**WHAT IS BEING ASKED**:
Return only those lines of the records below in which "contro" appears.

**DATA FOR THIS TASK**:

------

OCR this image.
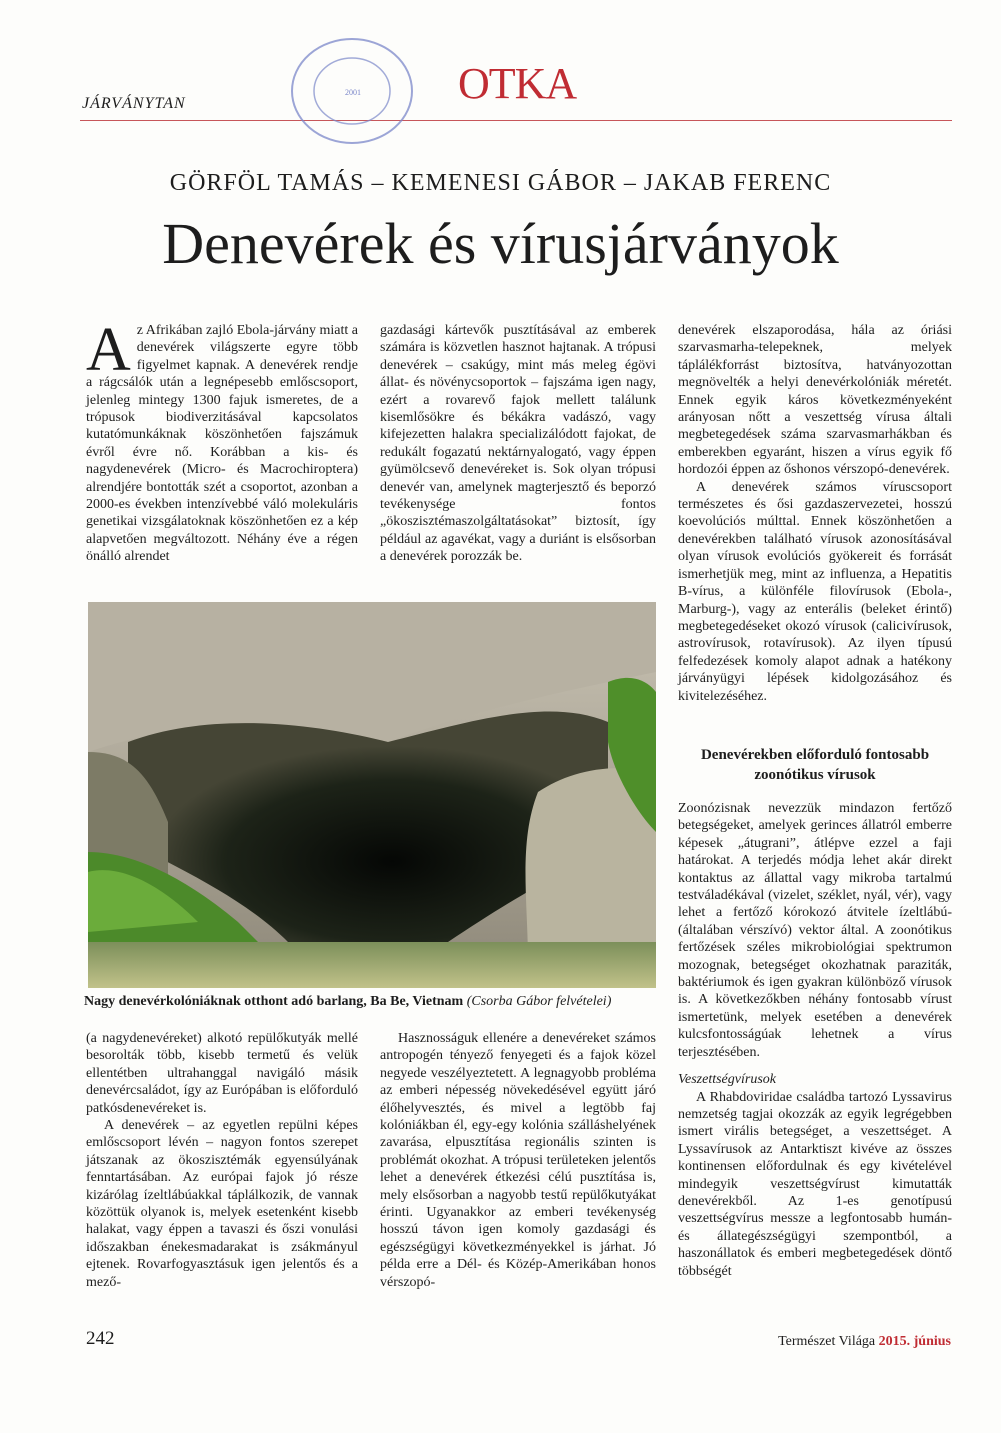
JÁRVÁNYTAN
2001 OTKA
GÖRFÖL TAMÁS – KEMENESI GÁBOR – JAKAB FERENC
Denevérek és vírusjárványok

Az Afrikában zajló Ebola-járvány miatt a denevérek világszerte egyre több figyelmet kapnak. A denevérek rendje a rágcsálók után a legnépesebb emlőscsoport, jelenleg mintegy 1300 fajuk ismeretes, de a trópusok biodiverzitásával kapcsolatos kutatómunkáknak köszönhetően fajszámuk évről évre nő. Korábban a kis- és nagydenevérek (Micro- és Macrochiroptera) alrendjére bontották szét a csoportot, azonban a 2000-es években intenzívebbé váló molekuláris genetikai vizsgálatoknak köszönhetően ez a kép alapvetően megváltozott. Néhány éve a régen önálló alrendet

gazdasági kártevők pusztításával az emberek számára is közvetlen hasznot hajtanak. A trópusi denevérek – csakúgy, mint más meleg égövi állat- és növénycsoportok – fajszáma igen nagy, ezért a rovarevő fajok mellett találunk kisemlősökre és békákra vadászó, vagy kifejezetten halakra specializálódott fajokat, de redukált fogazatú nektárnyalogató, vagy éppen gyümölcsevő denevéreket is. Sok olyan trópusi denevér van, amelynek magterjesztő és beporzó tevékenysége fontos „ökoszisztémaszolgáltatásokat” biztosít, így például az agavékat, vagy a duriánt is elsősorban a denevérek porozzák be.

denevérek elszaporodása, hála az óriási szarvasmarha-telepeknek, melyek táplálékforrást biztosítva, hatványozottan megnövelték a helyi denevérkolóniák méretét. Ennek egyik káros következményeként arányosan nőtt a veszettség vírusa általi megbetegedések száma szarvasmarhákban és emberekben egyaránt, hiszen a vírus egyik fő hordozói éppen az őshonos vérszopó-denevérek.

A denevérek számos víruscsoport természetes és ősi gazdaszervezetei, hosszú koevolúciós múlttal. Ennek köszönhetően a denevérekben található vírusok azonosításával olyan vírusok evolúciós gyökereit és forrását ismerhetjük meg, mint az influenza, a Hepatitis B-vírus, a különféle filovírusok (Ebola-, Marburg-), vagy az enterális (beleket érintő) megbetegedéseket okozó vírusok (calicivírusok, astrovírusok, rotavírusok). Az ilyen típusú felfedezések komoly alapot adnak a hatékony járványügyi lépések kidolgozásához és kivitelezéséhez.

Denevérekben előforduló fontosabb zoonótikus vírusok

Zoonózisnak nevezzük mindazon fertőző betegségeket, amelyek gerinces állatról emberre képesek „átugrani”, átlépve ezzel a faji határokat. A terjedés módja lehet akár direkt kontaktus az állattal vagy mikroba tartalmú testváladékával (vizelet, széklet, nyál, vér), vagy lehet a fertőző kórokozó átvitele ízeltlábú- (általában vérszívó) vektor által. A zoonótikus fertőzések széles mikrobiológiai spektrumon mozognak, betegséget okozhatnak paraziták, baktériumok és igen gyakran különböző vírusok is. A következőkben néhány fontosabb vírust ismertetünk, melyek esetében a denevérek kulcsfontosságúak lehetnek a vírus terjesztésében.

Veszettségvírusok

A Rhabdoviridae családba tartozó Lyssavirus nemzetség tagjai okozzák az egyik legrégebben ismert virális betegséget, a veszettséget. A Lyssavírusok az Antarktiszt kivéve az összes kontinensen előfordulnak és egy kivételével mindegyik veszettségvírust kimutatták denevérekből. Az 1-es genotípusú veszettségvírus messze a legfontosabb humán- és állategészségügyi szempontból, a haszonállatok és emberi megbetegedések döntő többségét

Nagy denevérkolóniáknak otthont adó barlang, Ba Be, Vietnam (Csorba Gábor felvételei)

(a nagydenevéreket) alkotó repülőkutyák mellé besorolták több, kisebb termetű és velük ellentétben ultrahanggal navigáló másik denevércsaládot, így az Európában is előforduló patkósdenevéreket is.

A denevérek – az egyetlen repülni képes emlőscsoport lévén – nagyon fontos szerepet játszanak az ökoszisztémák egyensúlyának fenntartásában. Az európai fajok jó része kizárólag ízeltlábúakkal táplálkozik, de vannak közöttük olyanok is, melyek esetenként kisebb halakat, vagy éppen a tavaszi és őszi vonulási időszakban énekesmadarakat is zsákmányul ejtenek. Rovarfogyasztásuk igen jelentős és a mező-

Hasznosságuk ellenére a denevéreket számos antropogén tényező fenyegeti és a fajok közel negyede veszélyeztetett. A legnagyobb probléma az emberi népesség növekedésével együtt járó élőhelyvesztés, és mivel a legtöbb faj kolóniákban él, egy-egy kolónia szálláshelyének zavarása, elpusztítása regionális szinten is problémát okozhat. A trópusi területeken jelentős lehet a denevérek étkezési célú pusztítása is, mely elsősorban a nagyobb testű repülőkutyákat érinti. Ugyanakkor az emberi tevékenység hosszú távon igen komoly gazdasági és egészségügyi következményekkel is járhat. Jó példa erre a Dél- és Közép-Amerikában honos vérszopó-

242	Természet Világa 2015. június
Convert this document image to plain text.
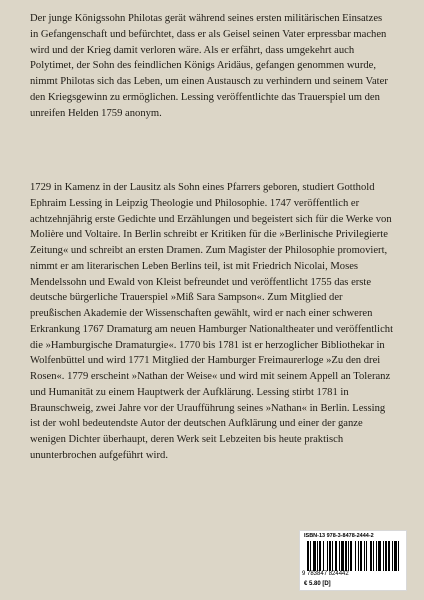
Der junge Königssohn Philotas gerät während seines ersten militärischen Einsatzes in Gefangenschaft und befürchtet, dass er als Geisel seinen Vater erpressbar machen wird und der Krieg damit verloren wäre. Als er erfährt, dass umgekehrt auch Polytimet, der Sohn des feindlichen Königs Aridäus, gefangen genommen wurde, nimmt Philotas sich das Leben, um einen Austausch zu verhindern und seinem Vater den Kriegsgewinn zu ermöglichen. Lessing veröffentlichte das Trauerspiel um den unreifen Helden 1759 anonym.

1729 in Kamenz in der Lausitz als Sohn eines Pfarrers geboren, studiert Gotthold Ephraim Lessing in Leipzig Theologie und Philosophie. 1747 veröffentlich er achtzehnjährig erste Gedichte und Erzählungen und begeistert sich für die Werke von Molière und Voltaire. In Berlin schreibt er Kritiken für die »Berlinische Privilegierte Zeitung« und schreibt an ersten Dramen. Zum Magister der Philosophie promoviert, nimmt er am literarischen Leben Berlins teil, ist mit Friedrich Nicolai, Moses Mendelssohn und Ewald von Kleist befreundet und veröffentlicht 1755 das erste deutsche bürgerliche Trauerspiel »Miß Sara Sampson«. Zum Mitglied der preußischen Akademie der Wissenschaften gewählt, wird er nach einer schweren Erkrankung 1767 Dramaturg am neuen Hamburger Nationaltheater und veröffentlicht die »Hamburgische Dramaturgie«. 1770 bis 1781 ist er herzoglicher Bibliothekar in Wolfenbüttel und wird 1771 Mitglied der Hamburger Freimaurerloge »Zu den drei Rosen«. 1779 erscheint »Nathan der Weise« und wird mit seinem Appell an Toleranz und Humanität zu einem Hauptwerk der Aufklärung. Lessing stirbt 1781 in Braunschweig, zwei Jahre vor der Uraufführung seines »Nathan« in Berlin. Lessing ist der wohl bedeutendste Autor der deutschen Aufklärung und einer der ganze wenigen Dichter überhaupt, deren Werk seit Lebzeiten bis heute praktisch ununterbrochen aufgeführt wird.

ISBN-13 978-3-8478-2444-2
9 783847 824442
€ 5.80 [D]
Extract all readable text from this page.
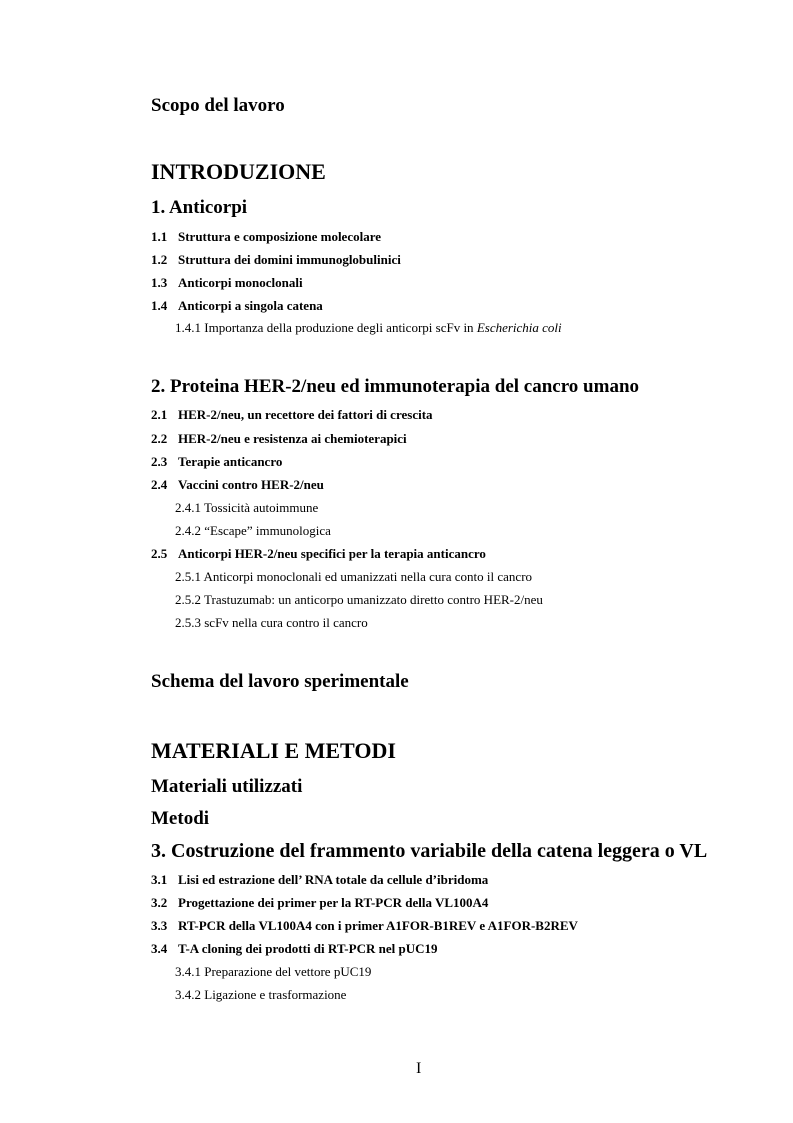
Scopo del lavoro
INTRODUZIONE
1. Anticorpi
1.1 Struttura e composizione molecolare
1.2 Struttura dei domini immunoglobulinici
1.3 Anticorpi monoclonali
1.4 Anticorpi a singola catena
1.4.1 Importanza della produzione degli anticorpi scFv in Escherichia coli
2. Proteina HER-2/neu ed immunoterapia del cancro umano
2.1 HER-2/neu, un recettore dei fattori di crescita
2.2 HER-2/neu e resistenza ai chemioterapici
2.3 Terapie anticancro
2.4 Vaccini contro HER-2/neu
2.4.1 Tossicità autoimmune
2.4.2 “Escape” immunologica
2.5 Anticorpi HER-2/neu specifici per la terapia anticancro
2.5.1 Anticorpi monoclonali ed umanizzati nella cura conto il cancro
2.5.2 Trastuzumab: un anticorpo umanizzato diretto contro HER-2/neu
2.5.3 scFv nella cura contro il cancro
Schema del lavoro sperimentale
MATERIALI E METODI
Materiali utilizzati
Metodi
3. Costruzione del frammento variabile della catena leggera o VL
3.1 Lisi ed estrazione dell’ RNA totale da cellule d’ibridoma
3.2 Progettazione dei primer per la RT-PCR della VL100A4
3.3 RT-PCR della VL100A4 con i primer A1FOR-B1REV e A1FOR-B2REV
3.4 T-A cloning dei prodotti di RT-PCR nel pUC19
3.4.1 Preparazione del vettore pUC19
3.4.2 Ligazione e trasformazione
I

------

**ANSWER TO THIS EXERCISE**:
2.4 Vaccini contro HER-2/neu
2.5.2 Trastuzumab: un anticorpo umanizzato diretto contro HER-2/neu
2.5.3 scFv nella cura contro il cancro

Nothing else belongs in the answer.